* [SHORT PROBLEM] Show every line below where "label" can be found.

* [TASK INPUT]

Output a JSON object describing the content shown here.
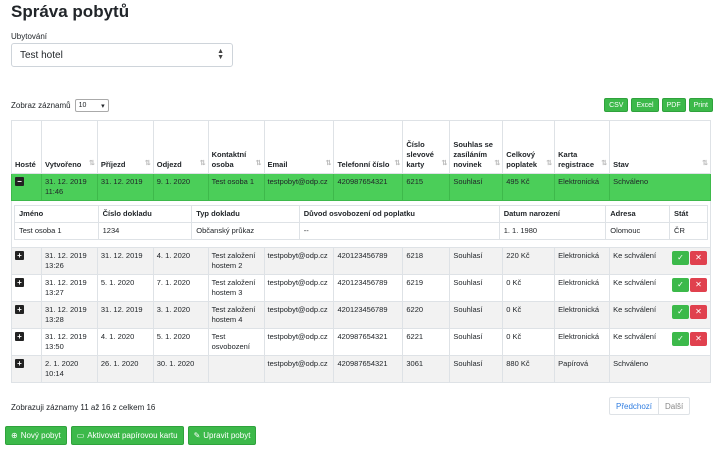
{
  "title": "Správa pobytů",
  "select": {
    "label": "Ubytování",
    "value": "Test hotel"
  },
  "length": {
    "label": "Zobraz záznamů",
    "value": "10"
  },
  "exports": [
    "CSV",
    "Excel",
    "PDF",
    "Print"
  ],
  "columns": [
    "Hosté",
    "Vytvořeno",
    "Příjezd",
    "Odjezd",
    "Kontaktní osoba",
    "Email",
    "Telefonní číslo",
    "Číslo slevové karty",
    "Souhlas se zasíláním novinek",
    "Celkový poplatek",
    "Karta registrace",
    "Stav"
  ],
  "rows": [
    {
      "toggle": "−",
      "created": "31. 12. 2019 11:46",
      "arrival": "31. 12. 2019",
      "departure": "9. 1. 2020",
      "contact": "Test osoba 1",
      "email": "testpobyt@odp.cz",
      "phone": "420987654321",
      "card": "6215",
      "consent": "Souhlasí",
      "fee": "495 Kč",
      "regcard": "Elektronická",
      "status": "Schváleno"
    },
    {
      "toggle": "+",
      "created": "31. 12. 2019 13:26",
      "arrival": "31. 12. 2019",
      "departure": "4. 1. 2020",
      "contact": "Test založení hostem 2",
      "email": "testpobyt@odp.cz",
      "phone": "420123456789",
      "card": "6218",
      "consent": "Souhlasí",
      "fee": "220 Kč",
      "regcard": "Elektronická",
      "status": "Ke schválení"
    },
    {
      "toggle": "+",
      "created": "31. 12. 2019 13:27",
      "arrival": "5. 1. 2020",
      "departure": "7. 1. 2020",
      "contact": "Test založení hostem 3",
      "email": "testpobyt@odp.cz",
      "phone": "420123456789",
      "card": "6219",
      "consent": "Souhlasí",
      "fee": "0 Kč",
      "regcard": "Elektronická",
      "status": "Ke schválení"
    },
    {
      "toggle": "+",
      "created": "31. 12. 2019 13:28",
      "arrival": "31. 12. 2019",
      "departure": "3. 1. 2020",
      "contact": "Test založení hostem 4",
      "email": "testpobyt@odp.cz",
      "phone": "420123456789",
      "card": "6220",
      "consent": "Souhlasí",
      "fee": "0 Kč",
      "regcard": "Elektronická",
      "status": "Ke schválení"
    },
    {
      "toggle": "+",
      "created": "31. 12. 2019 13:50",
      "arrival": "4. 1. 2020",
      "departure": "5. 1. 2020",
      "contact": "Test osvobození",
      "email": "testpobyt@odp.cz",
      "phone": "420987654321",
      "card": "6221",
      "consent": "Souhlasí",
      "fee": "0 Kč",
      "regcard": "Elektronická",
      "status": "Ke schválení"
    },
    {
      "toggle": "+",
      "created": "2. 1. 2020 10:14",
      "arrival": "26. 1. 2020",
      "departure": "30. 1. 2020",
      "contact": "",
      "email": "testpobyt@odp.cz",
      "phone": "420987654321",
      "card": "3061",
      "consent": "Souhlasí",
      "fee": "880 Kč",
      "regcard": "Papírová",
      "status": "Schváleno"
    }
  ],
  "guests": {
    "columns": [
      "Jméno",
      "Číslo dokladu",
      "Typ dokladu",
      "Důvod osvobození od poplatku",
      "Datum narození",
      "Adresa",
      "Stát"
    ],
    "rows": [
      [
        "Test osoba 1",
        "1234",
        "Občanský průkaz",
        "--",
        "1. 1. 1980",
        "Olomouc",
        "ČR"
      ]
    ]
  },
  "info": "Zobrazuji záznamy 11 až 16 z celkem 16",
  "pager": {
    "prev": "Předchozí",
    "next": "Další"
  },
  "buttons": {
    "new": "Nový pobyt",
    "activate": "Aktivovat papírovou kartu",
    "edit": "Upravit pobyt"
  },
  "icons": {
    "approve": "✓",
    "reject": "✕"
  }
}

* [EXERCISE ANSWER]
    "label": "Ubytování",
    "label": "Zobraz záznamů",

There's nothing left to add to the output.